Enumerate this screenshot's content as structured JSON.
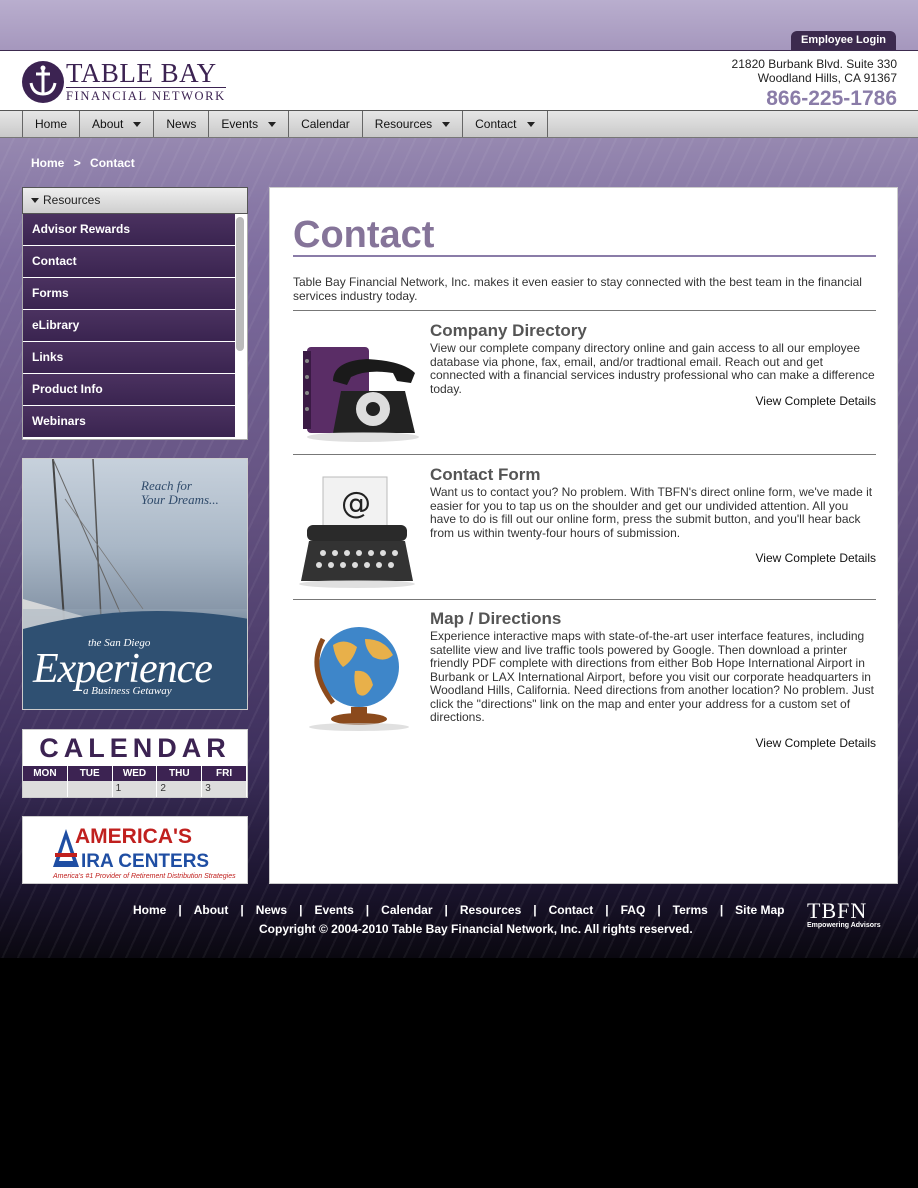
{
  "header": {
    "employee_login": "Employee Login",
    "logo_title": "TABLE BAY",
    "logo_subtitle": "FINANCIAL NETWORK",
    "address_line1": "21820 Burbank Blvd. Suite 330",
    "address_line2": "Woodland Hills, CA 91367",
    "phone": "866-225-1786"
  },
  "nav": {
    "items": [
      {
        "label": "Home",
        "dropdown": false
      },
      {
        "label": "About",
        "dropdown": true
      },
      {
        "label": "News",
        "dropdown": false
      },
      {
        "label": "Events",
        "dropdown": true
      },
      {
        "label": "Calendar",
        "dropdown": false
      },
      {
        "label": "Resources",
        "dropdown": true
      },
      {
        "label": "Contact",
        "dropdown": true
      }
    ]
  },
  "breadcrumb": {
    "home": "Home",
    "separator": ">",
    "current": "Contact"
  },
  "sidebar": {
    "header": "Resources",
    "items": [
      "Advisor Rewards",
      "Contact",
      "Forms",
      "eLibrary",
      "Links",
      "Product Info",
      "Webinars"
    ]
  },
  "promo_sd": {
    "reach_line1": "Reach for",
    "reach_line2": "Your Dreams...",
    "the_sd": "the San Diego",
    "experience": "Experience",
    "getaway": "a Business Getaway"
  },
  "calendar_promo": {
    "title": "CALENDAR",
    "days": [
      "MON",
      "TUE",
      "WED",
      "THU",
      "FRI"
    ],
    "numbers": [
      "",
      "",
      "1",
      "2",
      "3"
    ]
  },
  "ira_promo": {
    "line1": "AMERICA'S",
    "line2": "IRA CENTERS",
    "tagline": "America's #1 Provider of Retirement Distribution Strategies"
  },
  "main": {
    "title": "Contact",
    "intro": "Table Bay Financial Network, Inc. makes it even easier to stay connected with the best team in the financial services industry today.",
    "sections": [
      {
        "icon": "telephone-icon",
        "title": "Company Directory",
        "text": "View our complete company directory online and gain access to all our employee database via phone, fax, email, and/or tradtional email. Reach out and get connected with a financial services industry professional who can make a difference today.",
        "link": "View Complete Details"
      },
      {
        "icon": "typewriter-icon",
        "title": "Contact Form",
        "text": "Want us to contact you? No problem. With TBFN's direct online form, we've made it easier for you to tap us on the shoulder and get our undivided attention. All you have to do is fill out our online form, press the submit button, and you'll hear back from us within twenty-four hours of submission.",
        "link": "View Complete Details"
      },
      {
        "icon": "globe-icon",
        "title": "Map / Directions",
        "text": "Experience interactive maps with state-of-the-art user interface features, including satellite view and live traffic tools powered by Google. Then download a printer friendly PDF complete with directions from either Bob Hope International Airport in Burbank or LAX International Airport, before you visit our corporate headquarters in Woodland Hills, California. Need directions from another location? No problem. Just click the \"directions\" link on the map and enter your address for a custom set of directions.",
        "link": "View Complete Details"
      }
    ]
  },
  "footer": {
    "links": [
      "Home",
      "About",
      "News",
      "Events",
      "Calendar",
      "Resources",
      "Contact",
      "FAQ",
      "Terms",
      "Site Map"
    ],
    "separator": "|",
    "copyright": "Copyright © 2004-2010 Table Bay Financial Network, Inc. All rights reserved.",
    "logo_text": "TBFN",
    "logo_tagline": "Empowering Advisors"
  },
  "colors": {
    "brand_purple": "#3c2352",
    "title_purple": "#857499",
    "phone_purple": "#8a7ca8"
  }
}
•••••
Pictures are not part of the copy; output everything else in the records exactly.

> **TASK RESPONSE**
Enumerate this screenshot's content as structured JSON.
{
  "header": {
    "employee_login": "Employee Login",
    "logo_title": "TABLE BAY",
    "logo_subtitle": "FINANCIAL NETWORK",
    "address_line1": "21820 Burbank Blvd. Suite 330",
    "address_line2": "Woodland Hills, CA 91367",
    "phone": "866-225-1786"
  },
  "nav": {
    "items": [
      {
        "label": "Home",
        "dropdown": false
      },
      {
        "label": "About",
        "dropdown": true
      },
      {
        "label": "News",
        "dropdown": false
      },
      {
        "label": "Events",
        "dropdown": true
      },
      {
        "label": "Calendar",
        "dropdown": false
      },
      {
        "label": "Resources",
        "dropdown": true
      },
      {
        "label": "Contact",
        "dropdown": true
      }
    ]
  },
  "breadcrumb": {
    "home": "Home",
    "separator": ">",
    "current": "Contact"
  },
  "sidebar": {
    "header": "Resources",
    "items": [
      "Advisor Rewards",
      "Contact",
      "Forms",
      "eLibrary",
      "Links",
      "Product Info",
      "Webinars"
    ]
  },
  "promo_sd": {
    "reach_line1": "Reach for",
    "reach_line2": "Your Dreams...",
    "the_sd": "the San Diego",
    "experience": "Experience",
    "getaway": "a Business Getaway"
  },
  "calendar_promo": {
    "title": "CALENDAR",
    "days": [
      "MON",
      "TUE",
      "WED",
      "THU",
      "FRI"
    ],
    "numbers": [
      "",
      "",
      "1",
      "2",
      "3"
    ]
  },
  "ira_promo": {
    "line1": "AMERICA'S",
    "line2": "IRA CENTERS",
    "tagline": "America's #1 Provider of Retirement Distribution Strategies"
  },
  "main": {
    "title": "Contact",
    "intro": "Table Bay Financial Network, Inc. makes it even easier to stay connected with the best team in the financial services industry today.",
    "sections": [
      {
        "icon": "telephone-icon",
        "title": "Company Directory",
        "text": "View our complete company directory online and gain access to all our employee database via phone, fax, email, and/or tradtional email. Reach out and get connected with a financial services industry professional who can make a difference today.",
        "link": "View Complete Details"
      },
      {
        "icon": "typewriter-icon",
        "title": "Contact Form",
        "text": "Want us to contact you? No problem. With TBFN's direct online form, we've made it easier for you to tap us on the shoulder and get our undivided attention. All you have to do is fill out our online form, press the submit button, and you'll hear back from us within twenty-four hours of submission.",
        "link": "View Complete Details"
      },
      {
        "icon": "globe-icon",
        "title": "Map / Directions",
        "text": "Experience interactive maps with state-of-the-art user interface features, including satellite view and live traffic tools powered by Google. Then download a printer friendly PDF complete with directions from either Bob Hope International Airport in Burbank or LAX International Airport, before you visit our corporate headquarters in Woodland Hills, California. Need directions from another location? No problem. Just click the \"directions\" link on the map and enter your address for a custom set of directions.",
        "link": "View Complete Details"
      }
    ]
  },
  "footer": {
    "links": [
      "Home",
      "About",
      "News",
      "Events",
      "Calendar",
      "Resources",
      "Contact",
      "FAQ",
      "Terms",
      "Site Map"
    ],
    "separator": "|",
    "copyright": "Copyright © 2004-2010 Table Bay Financial Network, Inc. All rights reserved.",
    "logo_text": "TBFN",
    "logo_tagline": "Empowering Advisors"
  },
  "colors": {
    "brand_purple": "#3c2352",
    "title_purple": "#857499",
    "phone_purple": "#8a7ca8"
  }
}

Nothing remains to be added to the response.